STORED ROWS:

□ □ □

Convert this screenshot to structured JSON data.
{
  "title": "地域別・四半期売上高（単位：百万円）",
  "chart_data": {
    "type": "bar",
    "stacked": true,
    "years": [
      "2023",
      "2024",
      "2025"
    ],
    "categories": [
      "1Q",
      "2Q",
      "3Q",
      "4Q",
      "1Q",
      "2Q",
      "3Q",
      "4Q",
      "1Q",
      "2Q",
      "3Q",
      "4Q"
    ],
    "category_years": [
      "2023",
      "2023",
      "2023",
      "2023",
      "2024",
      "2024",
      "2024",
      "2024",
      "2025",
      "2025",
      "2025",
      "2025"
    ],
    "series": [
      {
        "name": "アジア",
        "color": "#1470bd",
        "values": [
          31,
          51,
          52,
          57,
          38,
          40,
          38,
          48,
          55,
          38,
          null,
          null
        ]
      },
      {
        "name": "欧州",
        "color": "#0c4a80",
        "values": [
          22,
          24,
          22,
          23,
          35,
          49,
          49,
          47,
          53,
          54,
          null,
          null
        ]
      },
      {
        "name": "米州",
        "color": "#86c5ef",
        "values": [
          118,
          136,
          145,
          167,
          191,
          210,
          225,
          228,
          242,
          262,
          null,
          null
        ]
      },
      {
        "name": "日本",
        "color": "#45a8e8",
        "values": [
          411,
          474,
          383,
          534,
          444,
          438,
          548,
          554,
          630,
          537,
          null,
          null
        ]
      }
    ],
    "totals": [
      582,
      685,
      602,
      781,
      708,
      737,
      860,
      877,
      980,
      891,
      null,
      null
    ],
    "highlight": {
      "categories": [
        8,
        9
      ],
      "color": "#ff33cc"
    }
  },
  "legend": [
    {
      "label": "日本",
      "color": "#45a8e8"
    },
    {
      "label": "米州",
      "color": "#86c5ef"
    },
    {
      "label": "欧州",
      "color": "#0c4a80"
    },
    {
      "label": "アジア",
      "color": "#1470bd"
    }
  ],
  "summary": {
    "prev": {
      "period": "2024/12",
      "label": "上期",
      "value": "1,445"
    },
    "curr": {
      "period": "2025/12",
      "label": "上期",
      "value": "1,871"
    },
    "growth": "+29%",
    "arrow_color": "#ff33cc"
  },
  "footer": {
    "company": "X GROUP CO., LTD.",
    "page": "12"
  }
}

□ □ □

Give back each line above precisely as it stands.

THE OUTPUT:
Convert this screenshot to structured JSON data.
{
  "title": "地域別・四半期売上高（単位：百万円）",
  "chart_data": {
    "type": "bar",
    "stacked": true,
    "years": [
      "2023",
      "2024",
      "2025"
    ],
    "categories": [
      "1Q",
      "2Q",
      "3Q",
      "4Q",
      "1Q",
      "2Q",
      "3Q",
      "4Q",
      "1Q",
      "2Q",
      "3Q",
      "4Q"
    ],
    "category_years": [
      "2023",
      "2023",
      "2023",
      "2023",
      "2024",
      "2024",
      "2024",
      "2024",
      "2025",
      "2025",
      "2025",
      "2025"
    ],
    "series": [
      {
        "name": "アジア",
        "color": "#1470bd",
        "values": [
          31,
          51,
          52,
          57,
          38,
          40,
          38,
          48,
          55,
          38,
          null,
          null
        ]
      },
      {
        "name": "欧州",
        "color": "#0c4a80",
        "values": [
          22,
          24,
          22,
          23,
          35,
          49,
          49,
          47,
          53,
          54,
          null,
          null
        ]
      },
      {
        "name": "米州",
        "color": "#86c5ef",
        "values": [
          118,
          136,
          145,
          167,
          191,
          210,
          225,
          228,
          242,
          262,
          null,
          null
        ]
      },
      {
        "name": "日本",
        "color": "#45a8e8",
        "values": [
          411,
          474,
          383,
          534,
          444,
          438,
          548,
          554,
          630,
          537,
          null,
          null
        ]
      }
    ],
    "totals": [
      582,
      685,
      602,
      781,
      708,
      737,
      860,
      877,
      980,
      891,
      null,
      null
    ],
    "highlight": {
      "categories": [
        8,
        9
      ],
      "color": "#ff33cc"
    }
  },
  "legend": [
    {
      "label": "日本",
      "color": "#45a8e8"
    },
    {
      "label": "米州",
      "color": "#86c5ef"
    },
    {
      "label": "欧州",
      "color": "#0c4a80"
    },
    {
      "label": "アジア",
      "color": "#1470bd"
    }
  ],
  "summary": {
    "prev": {
      "period": "2024/12",
      "label": "上期",
      "value": "1,445"
    },
    "curr": {
      "period": "2025/12",
      "label": "上期",
      "value": "1,871"
    },
    "growth": "+29%",
    "arrow_color": "#ff33cc"
  },
  "footer": {
    "company": "X GROUP CO., LTD.",
    "page": "12"
  }
}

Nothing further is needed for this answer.